--- Begin Records ---

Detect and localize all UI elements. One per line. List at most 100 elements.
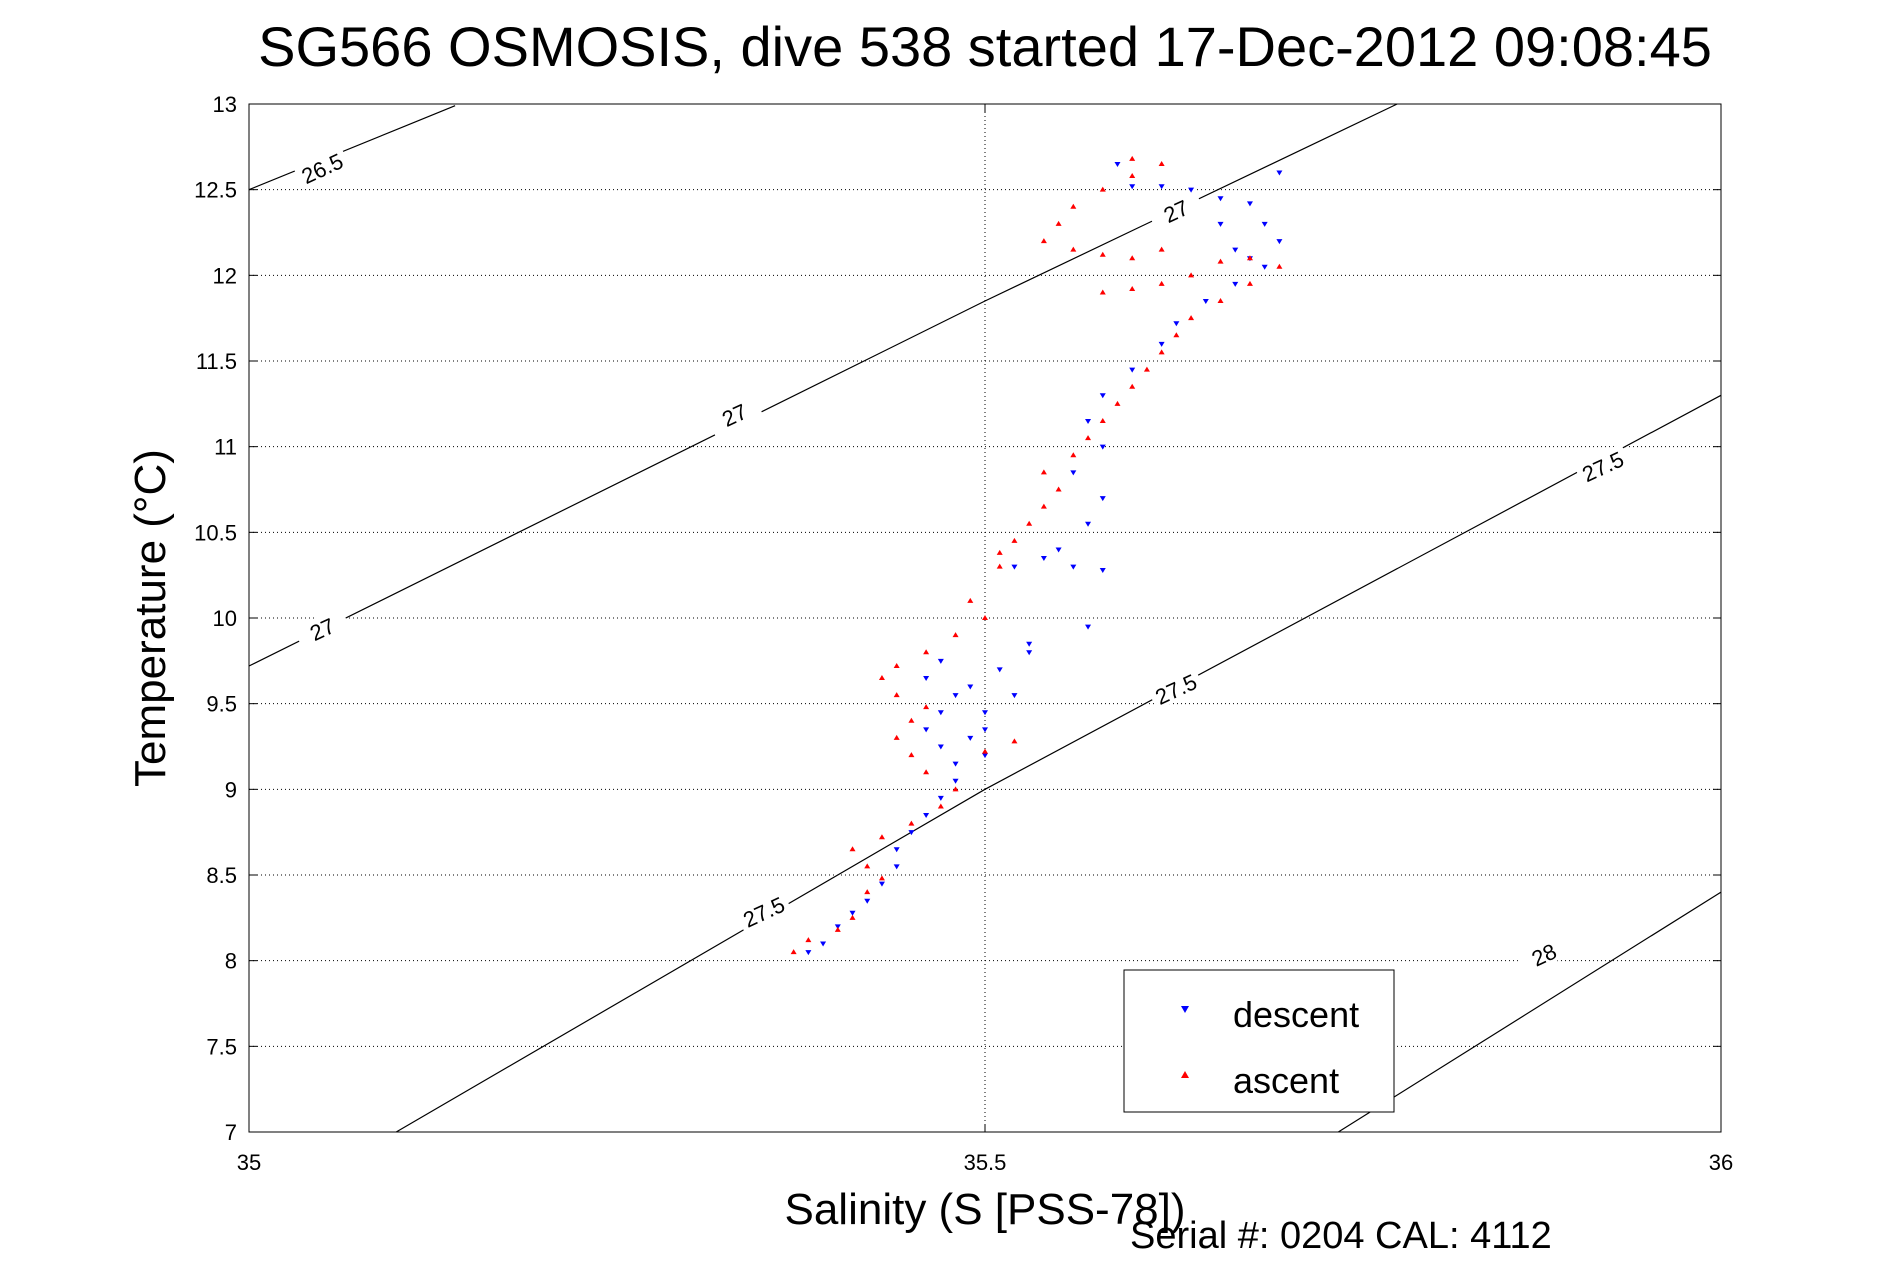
descent-point bbox=[1217, 196, 1224, 202]
descent-point bbox=[982, 710, 988, 716]
ascent-point bbox=[893, 662, 900, 668]
ascent-point bbox=[952, 786, 959, 792]
descent-point bbox=[952, 778, 959, 784]
ascent-point bbox=[1011, 738, 1018, 744]
descent-point bbox=[923, 813, 930, 819]
legend: descent ascent bbox=[1123, 969, 1395, 1113]
descent-point bbox=[1040, 556, 1047, 562]
descent-point bbox=[1173, 321, 1180, 327]
descent-point bbox=[1085, 624, 1092, 630]
ascent-point bbox=[952, 632, 959, 638]
ascent-point bbox=[1246, 255, 1253, 261]
ascent-point bbox=[1026, 520, 1033, 526]
x-tick-label: 35 bbox=[237, 1150, 261, 1175]
ascent-point bbox=[1217, 258, 1224, 264]
axis-ticks: 7 7.5 8 8.5 9 9.5 10 10.5 11 11.5 12 12.5 13 35 35.5 36 bbox=[194, 92, 1733, 1175]
descent-point bbox=[1099, 568, 1106, 574]
descent-point bbox=[923, 727, 930, 733]
serial-cal-footer: Serial #: 0204 CAL: 4112 bbox=[1130, 1215, 1552, 1257]
x-tick-label: 36 bbox=[1709, 1150, 1733, 1175]
y-tick-label: 10.5 bbox=[194, 520, 237, 545]
ascent-point bbox=[849, 914, 856, 920]
descent-point bbox=[1011, 693, 1018, 699]
descent-point bbox=[1026, 641, 1033, 647]
y-tick-label: 13 bbox=[213, 92, 237, 117]
ascent-point bbox=[1276, 263, 1283, 269]
ascent-point bbox=[1173, 332, 1180, 338]
ascent-point bbox=[1129, 286, 1136, 292]
ascent-point bbox=[1246, 280, 1253, 286]
ascent-point bbox=[996, 549, 1003, 555]
descent-point bbox=[1261, 221, 1268, 227]
descent-point bbox=[1114, 161, 1121, 167]
legend-descent-label: descent bbox=[1233, 994, 1359, 1035]
x-axis-label: Salinity (S [PSS-78]) bbox=[784, 1185, 1185, 1234]
descent-point bbox=[1085, 521, 1092, 527]
descent-point bbox=[1276, 239, 1283, 245]
descent-point bbox=[1085, 418, 1092, 424]
ascent-point bbox=[1158, 246, 1165, 252]
descent-point bbox=[1188, 187, 1195, 193]
descent-point bbox=[1202, 299, 1209, 305]
contour-line-27.5 bbox=[395, 394, 1722, 1133]
ascent-point bbox=[1129, 255, 1136, 261]
descent-point bbox=[820, 941, 827, 947]
descent-point bbox=[1099, 496, 1106, 502]
ascent-point bbox=[893, 692, 900, 698]
descent-point bbox=[923, 675, 930, 681]
ascent-point bbox=[1040, 503, 1047, 509]
contour-label-bg bbox=[293, 145, 351, 190]
y-tick-label: 7 bbox=[225, 1120, 237, 1145]
legend-ascent-marker bbox=[1181, 1071, 1189, 1078]
ascent-point bbox=[1055, 220, 1062, 226]
legend-ascent-label: ascent bbox=[1233, 1060, 1339, 1101]
ascent-point bbox=[982, 615, 988, 620]
ascent-point bbox=[1158, 160, 1165, 166]
ascent-point bbox=[1070, 246, 1077, 252]
y-tick-label: 10 bbox=[213, 606, 237, 631]
descent-point bbox=[1217, 221, 1224, 227]
descent-point bbox=[864, 898, 871, 904]
descent-point bbox=[996, 667, 1003, 673]
x-tick-label: 35.5 bbox=[964, 1150, 1007, 1175]
descent-point bbox=[1129, 184, 1136, 190]
ascent-point bbox=[967, 597, 974, 603]
ascent-point bbox=[805, 937, 812, 943]
descent-point bbox=[1070, 564, 1077, 570]
descent-point bbox=[952, 761, 959, 767]
contour-line-27 bbox=[248, 103, 1398, 667]
descent-point bbox=[967, 735, 974, 741]
descent-point bbox=[982, 727, 988, 733]
descent-point bbox=[1232, 281, 1239, 287]
descent-point bbox=[967, 684, 974, 690]
legend-descent-marker bbox=[1181, 1006, 1189, 1013]
ascent-point bbox=[878, 834, 885, 840]
ascent-point bbox=[1099, 417, 1106, 423]
descent-point bbox=[1026, 650, 1033, 656]
descent-point bbox=[1011, 564, 1018, 570]
ascent-point bbox=[878, 875, 885, 881]
ascent-point bbox=[864, 863, 871, 869]
ascent-point bbox=[1143, 366, 1150, 372]
descent-point bbox=[1055, 547, 1062, 553]
ascent-point bbox=[1217, 298, 1224, 304]
ascent-point bbox=[1070, 203, 1077, 209]
ascent-point bbox=[1070, 452, 1077, 458]
y-tick-label: 7.5 bbox=[206, 1034, 237, 1059]
contour-line-26.5 bbox=[248, 105, 456, 191]
y-axis-label: Temperature (°C) bbox=[126, 449, 175, 787]
descent-point bbox=[1261, 264, 1268, 270]
legend-box bbox=[1123, 969, 1395, 1113]
contour-label-bg bbox=[705, 392, 763, 436]
contour-label-bg bbox=[734, 889, 792, 933]
ascent-point bbox=[834, 926, 841, 932]
y-tick-label: 12 bbox=[213, 263, 237, 288]
ascent-point bbox=[1129, 383, 1136, 389]
descent-point bbox=[1246, 201, 1253, 207]
ascent-point bbox=[1114, 400, 1121, 406]
ascent-point bbox=[1040, 469, 1047, 475]
ascent-point bbox=[1011, 537, 1018, 543]
descent-point bbox=[1099, 444, 1106, 450]
ascent-point bbox=[908, 820, 915, 826]
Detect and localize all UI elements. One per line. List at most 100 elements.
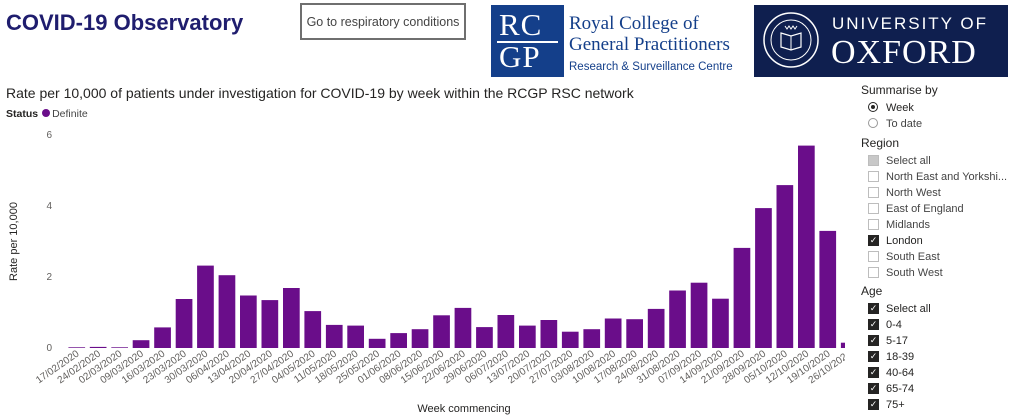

--- End Records ---

## [Task directions]
Rewrite the listing from the line containing "descent-point bbox=[1217, 196, 1224, 202]" down through the line containing "ascent-point bbox=[1276, 263, 1283, 269]", changing "x-tick-label" to "x-axis-tick" and leaving everything else unchanged.

## [Task output]
descent-point bbox=[1217, 196, 1224, 202]
descent-point bbox=[982, 710, 988, 716]
ascent-point bbox=[893, 662, 900, 668]
ascent-point bbox=[952, 786, 959, 792]
descent-point bbox=[952, 778, 959, 784]
ascent-point bbox=[1011, 738, 1018, 744]
descent-point bbox=[923, 813, 930, 819]
legend: descent ascent bbox=[1123, 969, 1395, 1113]
descent-point bbox=[1040, 556, 1047, 562]
descent-point bbox=[1173, 321, 1180, 327]
descent-point bbox=[1085, 624, 1092, 630]
ascent-point bbox=[952, 632, 959, 638]
ascent-point bbox=[1246, 255, 1253, 261]
ascent-point bbox=[1026, 520, 1033, 526]
x-axis-tick: 35 bbox=[237, 1150, 261, 1175]
ascent-point bbox=[1217, 258, 1224, 264]
axis-ticks: 7 7.5 8 8.5 9 9.5 10 10.5 11 11.5 12 12.5 13 35 35.5 36 bbox=[194, 92, 1733, 1175]
descent-point bbox=[1099, 568, 1106, 574]
descent-point bbox=[923, 727, 930, 733]
serial-cal-footer: Serial #: 0204 CAL: 4112 bbox=[1130, 1215, 1552, 1257]
x-axis-tick: 36 bbox=[1709, 1150, 1733, 1175]
y-tick-label: 10.5 bbox=[194, 520, 237, 545]
ascent-point bbox=[849, 914, 856, 920]
descent-point bbox=[1011, 693, 1018, 699]
descent-point bbox=[1026, 641, 1033, 647]
y-tick-label: 13 bbox=[213, 92, 237, 117]
ascent-point bbox=[1276, 263, 1283, 269]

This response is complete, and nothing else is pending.